#### Records for processing ####
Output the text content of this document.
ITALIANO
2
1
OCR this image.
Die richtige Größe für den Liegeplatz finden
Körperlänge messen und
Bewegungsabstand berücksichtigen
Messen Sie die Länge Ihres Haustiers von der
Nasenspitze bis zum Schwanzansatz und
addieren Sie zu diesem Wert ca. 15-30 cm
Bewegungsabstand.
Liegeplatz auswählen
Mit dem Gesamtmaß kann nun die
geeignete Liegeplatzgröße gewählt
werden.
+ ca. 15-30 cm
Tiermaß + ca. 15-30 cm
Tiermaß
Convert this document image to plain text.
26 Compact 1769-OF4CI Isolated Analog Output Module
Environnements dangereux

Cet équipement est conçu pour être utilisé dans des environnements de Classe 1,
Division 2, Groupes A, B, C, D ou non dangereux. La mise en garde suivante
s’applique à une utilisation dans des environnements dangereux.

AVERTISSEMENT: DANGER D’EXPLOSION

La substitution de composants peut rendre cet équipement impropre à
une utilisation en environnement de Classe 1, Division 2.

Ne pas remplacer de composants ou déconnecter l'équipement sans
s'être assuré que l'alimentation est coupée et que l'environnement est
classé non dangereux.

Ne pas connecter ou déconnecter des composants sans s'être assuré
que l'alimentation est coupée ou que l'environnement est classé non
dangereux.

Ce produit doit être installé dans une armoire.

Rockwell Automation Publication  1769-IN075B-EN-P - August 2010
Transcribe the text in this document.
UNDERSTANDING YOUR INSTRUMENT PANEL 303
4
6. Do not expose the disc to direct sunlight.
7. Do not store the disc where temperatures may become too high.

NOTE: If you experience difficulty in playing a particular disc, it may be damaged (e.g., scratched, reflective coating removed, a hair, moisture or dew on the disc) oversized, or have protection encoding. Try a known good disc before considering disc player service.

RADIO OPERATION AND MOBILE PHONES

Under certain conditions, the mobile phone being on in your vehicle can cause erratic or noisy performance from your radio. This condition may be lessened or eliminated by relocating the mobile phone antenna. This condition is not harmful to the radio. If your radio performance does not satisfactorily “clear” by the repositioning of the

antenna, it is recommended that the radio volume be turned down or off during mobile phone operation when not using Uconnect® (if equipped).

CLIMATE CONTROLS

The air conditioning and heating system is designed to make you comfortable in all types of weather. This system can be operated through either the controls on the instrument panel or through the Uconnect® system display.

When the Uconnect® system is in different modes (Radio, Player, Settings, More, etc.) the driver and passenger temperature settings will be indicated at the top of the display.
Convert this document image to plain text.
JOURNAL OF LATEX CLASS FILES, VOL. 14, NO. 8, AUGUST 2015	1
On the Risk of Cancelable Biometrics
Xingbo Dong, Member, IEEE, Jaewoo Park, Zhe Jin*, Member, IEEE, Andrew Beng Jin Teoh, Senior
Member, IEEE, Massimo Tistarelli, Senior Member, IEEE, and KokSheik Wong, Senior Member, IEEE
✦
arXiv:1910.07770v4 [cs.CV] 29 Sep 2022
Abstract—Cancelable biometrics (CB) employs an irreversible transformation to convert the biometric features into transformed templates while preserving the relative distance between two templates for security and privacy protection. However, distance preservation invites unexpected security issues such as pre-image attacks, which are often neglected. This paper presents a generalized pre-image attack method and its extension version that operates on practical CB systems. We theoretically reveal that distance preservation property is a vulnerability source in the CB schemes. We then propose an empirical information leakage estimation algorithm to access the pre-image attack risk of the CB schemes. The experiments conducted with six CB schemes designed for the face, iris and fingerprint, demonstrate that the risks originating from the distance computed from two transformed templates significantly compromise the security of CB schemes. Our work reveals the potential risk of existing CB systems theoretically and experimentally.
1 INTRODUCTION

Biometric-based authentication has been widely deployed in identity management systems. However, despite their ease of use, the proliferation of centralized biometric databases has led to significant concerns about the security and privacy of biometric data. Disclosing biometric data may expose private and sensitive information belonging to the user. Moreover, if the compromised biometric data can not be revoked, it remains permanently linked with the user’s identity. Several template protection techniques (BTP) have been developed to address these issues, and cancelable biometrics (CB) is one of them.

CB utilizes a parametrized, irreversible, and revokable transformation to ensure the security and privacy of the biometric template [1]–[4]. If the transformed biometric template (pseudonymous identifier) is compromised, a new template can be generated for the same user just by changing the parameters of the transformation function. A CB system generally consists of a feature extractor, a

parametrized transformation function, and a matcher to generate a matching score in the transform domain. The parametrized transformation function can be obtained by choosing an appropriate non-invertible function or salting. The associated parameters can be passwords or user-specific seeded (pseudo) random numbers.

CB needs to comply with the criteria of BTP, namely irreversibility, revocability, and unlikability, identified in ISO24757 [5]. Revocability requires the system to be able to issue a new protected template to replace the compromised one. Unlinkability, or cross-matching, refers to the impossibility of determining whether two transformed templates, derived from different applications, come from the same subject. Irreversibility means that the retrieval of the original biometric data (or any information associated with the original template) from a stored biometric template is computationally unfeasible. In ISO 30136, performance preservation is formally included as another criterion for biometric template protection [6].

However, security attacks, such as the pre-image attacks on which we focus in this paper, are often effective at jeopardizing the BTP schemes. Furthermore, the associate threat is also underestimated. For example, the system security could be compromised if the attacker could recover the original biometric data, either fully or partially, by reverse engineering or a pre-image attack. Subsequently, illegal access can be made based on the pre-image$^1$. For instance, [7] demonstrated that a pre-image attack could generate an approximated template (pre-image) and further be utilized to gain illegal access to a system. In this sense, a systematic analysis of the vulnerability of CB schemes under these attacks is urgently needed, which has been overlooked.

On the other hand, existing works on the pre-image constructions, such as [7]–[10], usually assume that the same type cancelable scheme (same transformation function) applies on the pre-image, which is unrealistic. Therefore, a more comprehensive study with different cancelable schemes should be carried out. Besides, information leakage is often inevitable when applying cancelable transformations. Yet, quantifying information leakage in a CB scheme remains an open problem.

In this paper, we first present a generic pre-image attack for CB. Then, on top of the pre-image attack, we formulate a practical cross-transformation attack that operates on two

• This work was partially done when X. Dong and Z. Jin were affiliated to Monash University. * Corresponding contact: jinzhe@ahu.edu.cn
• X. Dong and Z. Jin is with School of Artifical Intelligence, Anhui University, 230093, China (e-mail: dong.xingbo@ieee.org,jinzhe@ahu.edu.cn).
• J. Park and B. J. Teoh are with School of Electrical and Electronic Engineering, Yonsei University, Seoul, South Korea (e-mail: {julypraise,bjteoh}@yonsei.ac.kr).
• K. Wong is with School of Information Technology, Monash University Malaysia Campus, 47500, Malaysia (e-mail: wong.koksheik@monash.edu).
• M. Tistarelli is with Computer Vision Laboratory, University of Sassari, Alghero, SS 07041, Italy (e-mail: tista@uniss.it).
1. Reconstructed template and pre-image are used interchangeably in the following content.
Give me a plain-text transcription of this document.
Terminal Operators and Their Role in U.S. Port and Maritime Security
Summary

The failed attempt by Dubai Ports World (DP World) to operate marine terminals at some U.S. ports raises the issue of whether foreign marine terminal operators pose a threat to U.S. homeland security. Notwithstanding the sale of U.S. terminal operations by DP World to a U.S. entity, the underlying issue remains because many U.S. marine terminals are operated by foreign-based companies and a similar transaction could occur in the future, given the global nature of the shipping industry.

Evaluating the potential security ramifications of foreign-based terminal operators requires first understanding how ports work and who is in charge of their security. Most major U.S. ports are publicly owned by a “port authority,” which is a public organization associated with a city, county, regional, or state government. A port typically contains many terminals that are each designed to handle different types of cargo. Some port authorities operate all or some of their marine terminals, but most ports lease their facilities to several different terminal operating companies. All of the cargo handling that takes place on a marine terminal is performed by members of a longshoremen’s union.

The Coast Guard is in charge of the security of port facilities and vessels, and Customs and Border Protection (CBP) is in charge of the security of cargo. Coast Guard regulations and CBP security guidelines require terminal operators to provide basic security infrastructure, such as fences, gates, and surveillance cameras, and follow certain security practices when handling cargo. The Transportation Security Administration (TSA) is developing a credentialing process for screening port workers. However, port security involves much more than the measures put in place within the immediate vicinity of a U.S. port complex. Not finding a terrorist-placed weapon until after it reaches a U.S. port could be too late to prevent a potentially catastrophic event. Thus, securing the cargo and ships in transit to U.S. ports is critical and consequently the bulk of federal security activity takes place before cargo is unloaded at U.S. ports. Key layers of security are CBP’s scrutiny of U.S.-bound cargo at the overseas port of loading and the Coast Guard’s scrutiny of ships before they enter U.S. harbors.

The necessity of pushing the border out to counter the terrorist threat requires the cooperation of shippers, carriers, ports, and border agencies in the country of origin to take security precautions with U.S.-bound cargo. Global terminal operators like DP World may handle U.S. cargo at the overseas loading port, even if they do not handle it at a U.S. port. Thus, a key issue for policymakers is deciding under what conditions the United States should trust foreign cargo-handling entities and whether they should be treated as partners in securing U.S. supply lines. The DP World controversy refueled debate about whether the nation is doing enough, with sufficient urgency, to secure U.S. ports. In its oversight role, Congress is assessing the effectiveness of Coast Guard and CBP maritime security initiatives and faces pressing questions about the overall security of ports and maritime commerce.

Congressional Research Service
####
> What to produce
From the records above, pick out and copy each line holding the word "Monash".

> Result of this task
• This work was partially done when X. Dong and Z. Jin were affiliated to Monash University. * Corresponding contact: jinzhe@ahu.edu.cn
• K. Wong is with School of Information Technology, Monash University Malaysia Campus, 47500, Malaysia (e-mail: wong.koksheik@monash.edu).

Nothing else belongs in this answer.